STATED TASK
The listing below is to be output in its exact form.

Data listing
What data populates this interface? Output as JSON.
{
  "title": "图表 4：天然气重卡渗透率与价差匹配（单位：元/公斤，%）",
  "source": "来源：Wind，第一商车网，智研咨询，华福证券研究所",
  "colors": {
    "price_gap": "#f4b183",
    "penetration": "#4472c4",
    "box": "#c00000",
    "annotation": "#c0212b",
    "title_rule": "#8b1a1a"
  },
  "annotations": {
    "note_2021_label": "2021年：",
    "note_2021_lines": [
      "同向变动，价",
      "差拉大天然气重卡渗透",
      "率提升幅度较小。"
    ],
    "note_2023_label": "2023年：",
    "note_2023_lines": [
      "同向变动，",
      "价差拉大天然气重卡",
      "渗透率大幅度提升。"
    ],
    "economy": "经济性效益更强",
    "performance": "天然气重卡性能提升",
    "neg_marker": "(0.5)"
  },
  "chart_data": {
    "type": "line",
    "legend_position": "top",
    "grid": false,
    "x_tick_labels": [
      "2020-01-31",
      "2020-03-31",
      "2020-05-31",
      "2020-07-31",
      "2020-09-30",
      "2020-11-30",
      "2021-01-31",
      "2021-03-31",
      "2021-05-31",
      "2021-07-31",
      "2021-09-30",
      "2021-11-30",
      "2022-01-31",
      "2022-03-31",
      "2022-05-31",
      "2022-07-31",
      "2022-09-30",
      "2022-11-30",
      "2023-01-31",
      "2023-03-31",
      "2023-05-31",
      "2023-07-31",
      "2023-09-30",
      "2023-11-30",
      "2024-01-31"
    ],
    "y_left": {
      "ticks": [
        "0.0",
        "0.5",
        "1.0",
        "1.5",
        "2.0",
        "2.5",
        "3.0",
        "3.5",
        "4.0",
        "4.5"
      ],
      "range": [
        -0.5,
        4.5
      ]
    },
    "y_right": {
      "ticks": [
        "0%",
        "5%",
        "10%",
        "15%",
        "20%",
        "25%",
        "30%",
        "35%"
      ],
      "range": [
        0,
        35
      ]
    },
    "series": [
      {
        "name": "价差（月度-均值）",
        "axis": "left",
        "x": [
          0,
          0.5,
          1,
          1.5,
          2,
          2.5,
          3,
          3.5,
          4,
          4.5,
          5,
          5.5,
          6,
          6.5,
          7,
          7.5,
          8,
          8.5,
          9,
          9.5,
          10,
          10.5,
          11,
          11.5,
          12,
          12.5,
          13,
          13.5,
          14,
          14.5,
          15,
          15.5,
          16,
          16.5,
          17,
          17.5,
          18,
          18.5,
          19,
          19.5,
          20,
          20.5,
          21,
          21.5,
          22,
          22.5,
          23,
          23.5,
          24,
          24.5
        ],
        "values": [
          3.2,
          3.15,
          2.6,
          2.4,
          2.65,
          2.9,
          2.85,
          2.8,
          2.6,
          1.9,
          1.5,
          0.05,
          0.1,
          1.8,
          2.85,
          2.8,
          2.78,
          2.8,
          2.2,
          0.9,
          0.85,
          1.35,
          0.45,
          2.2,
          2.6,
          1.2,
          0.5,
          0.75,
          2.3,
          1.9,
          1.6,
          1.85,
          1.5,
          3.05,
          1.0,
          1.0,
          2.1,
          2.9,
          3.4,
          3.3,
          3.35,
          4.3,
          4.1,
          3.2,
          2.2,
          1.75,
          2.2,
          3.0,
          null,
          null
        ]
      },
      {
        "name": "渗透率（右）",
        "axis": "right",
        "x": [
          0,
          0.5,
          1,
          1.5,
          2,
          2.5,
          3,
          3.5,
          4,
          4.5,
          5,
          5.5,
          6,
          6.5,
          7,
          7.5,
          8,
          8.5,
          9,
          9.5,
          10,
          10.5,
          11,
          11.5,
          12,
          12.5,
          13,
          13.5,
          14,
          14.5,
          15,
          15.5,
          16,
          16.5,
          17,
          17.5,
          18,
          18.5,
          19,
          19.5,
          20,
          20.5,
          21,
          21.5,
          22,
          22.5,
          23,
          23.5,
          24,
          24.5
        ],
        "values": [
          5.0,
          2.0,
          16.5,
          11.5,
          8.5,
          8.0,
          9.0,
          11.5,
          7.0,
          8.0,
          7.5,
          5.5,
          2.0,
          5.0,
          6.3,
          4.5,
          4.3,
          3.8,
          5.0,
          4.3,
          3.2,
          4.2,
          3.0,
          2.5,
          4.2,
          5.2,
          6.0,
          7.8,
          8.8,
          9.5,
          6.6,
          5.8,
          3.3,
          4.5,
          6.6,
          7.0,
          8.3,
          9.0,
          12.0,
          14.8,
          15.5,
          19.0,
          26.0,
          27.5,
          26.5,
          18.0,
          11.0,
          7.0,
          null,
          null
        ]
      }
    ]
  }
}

EXERCISE ANSWER
What data populates this interface? Output as JSON.
{
  "title": "图表 4：天然气重卡渗透率与价差匹配（单位：元/公斤，%）",
  "source": "来源：Wind，第一商车网，智研咨询，华福证券研究所",
  "colors": {
    "price_gap": "#f4b183",
    "penetration": "#4472c4",
    "box": "#c00000",
    "annotation": "#c0212b",
    "title_rule": "#8b1a1a"
  },
  "annotations": {
    "note_2021_label": "2021年：",
    "note_2021_lines": [
      "同向变动，价",
      "差拉大天然气重卡渗透",
      "率提升幅度较小。"
    ],
    "note_2023_label": "2023年：",
    "note_2023_lines": [
      "同向变动，",
      "价差拉大天然气重卡",
      "渗透率大幅度提升。"
    ],
    "economy": "经济性效益更强",
    "performance": "天然气重卡性能提升",
    "neg_marker": "(0.5)"
  },
  "chart_data": {
    "type": "line",
    "legend_position": "top",
    "grid": false,
    "x_tick_labels": [
      "2020-01-31",
      "2020-03-31",
      "2020-05-31",
      "2020-07-31",
      "2020-09-30",
      "2020-11-30",
      "2021-01-31",
      "2021-03-31",
      "2021-05-31",
      "2021-07-31",
      "2021-09-30",
      "2021-11-30",
      "2022-01-31",
      "2022-03-31",
      "2022-05-31",
      "2022-07-31",
      "2022-09-30",
      "2022-11-30",
      "2023-01-31",
      "2023-03-31",
      "2023-05-31",
      "2023-07-31",
      "2023-09-30",
      "2023-11-30",
      "2024-01-31"
    ],
    "y_left": {
      "ticks": [
        "0.0",
        "0.5",
        "1.0",
        "1.5",
        "2.0",
        "2.5",
        "3.0",
        "3.5",
        "4.0",
        "4.5"
      ],
      "range": [
        -0.5,
        4.5
      ]
    },
    "y_right": {
      "ticks": [
        "0%",
        "5%",
        "10%",
        "15%",
        "20%",
        "25%",
        "30%",
        "35%"
      ],
      "range": [
        0,
        35
      ]
    },
    "series": [
      {
        "name": "价差（月度-均值）",
        "axis": "left",
        "x": [
          0,
          0.5,
          1,
          1.5,
          2,
          2.5,
          3,
          3.5,
          4,
          4.5,
          5,
          5.5,
          6,
          6.5,
          7,
          7.5,
          8,
          8.5,
          9,
          9.5,
          10,
          10.5,
          11,
          11.5,
          12,
          12.5,
          13,
          13.5,
          14,
          14.5,
          15,
          15.5,
          16,
          16.5,
          17,
          17.5,
          18,
          18.5,
          19,
          19.5,
          20,
          20.5,
          21,
          21.5,
          22,
          22.5,
          23,
          23.5,
          24,
          24.5
        ],
        "values": [
          3.2,
          3.15,
          2.6,
          2.4,
          2.65,
          2.9,
          2.85,
          2.8,
          2.6,
          1.9,
          1.5,
          0.05,
          0.1,
          1.8,
          2.85,
          2.8,
          2.78,
          2.8,
          2.2,
          0.9,
          0.85,
          1.35,
          0.45,
          2.2,
          2.6,
          1.2,
          0.5,
          0.75,
          2.3,
          1.9,
          1.6,
          1.85,
          1.5,
          3.05,
          1.0,
          1.0,
          2.1,
          2.9,
          3.4,
          3.3,
          3.35,
          4.3,
          4.1,
          3.2,
          2.2,
          1.75,
          2.2,
          3.0,
          null,
          null
        ]
      },
      {
        "name": "渗透率（右）",
        "axis": "right",
        "x": [
          0,
          0.5,
          1,
          1.5,
          2,
          2.5,
          3,
          3.5,
          4,
          4.5,
          5,
          5.5,
          6,
          6.5,
          7,
          7.5,
          8,
          8.5,
          9,
          9.5,
          10,
          10.5,
          11,
          11.5,
          12,
          12.5,
          13,
          13.5,
          14,
          14.5,
          15,
          15.5,
          16,
          16.5,
          17,
          17.5,
          18,
          18.5,
          19,
          19.5,
          20,
          20.5,
          21,
          21.5,
          22,
          22.5,
          23,
          23.5,
          24,
          24.5
        ],
        "values": [
          5.0,
          2.0,
          16.5,
          11.5,
          8.5,
          8.0,
          9.0,
          11.5,
          7.0,
          8.0,
          7.5,
          5.5,
          2.0,
          5.0,
          6.3,
          4.5,
          4.3,
          3.8,
          5.0,
          4.3,
          3.2,
          4.2,
          3.0,
          2.5,
          4.2,
          5.2,
          6.0,
          7.8,
          8.8,
          9.5,
          6.6,
          5.8,
          3.3,
          4.5,
          6.6,
          7.0,
          8.3,
          9.0,
          12.0,
          14.8,
          15.5,
          19.0,
          26.0,
          27.5,
          26.5,
          18.0,
          11.0,
          7.0,
          null,
          null
        ]
      }
    ]
  }
}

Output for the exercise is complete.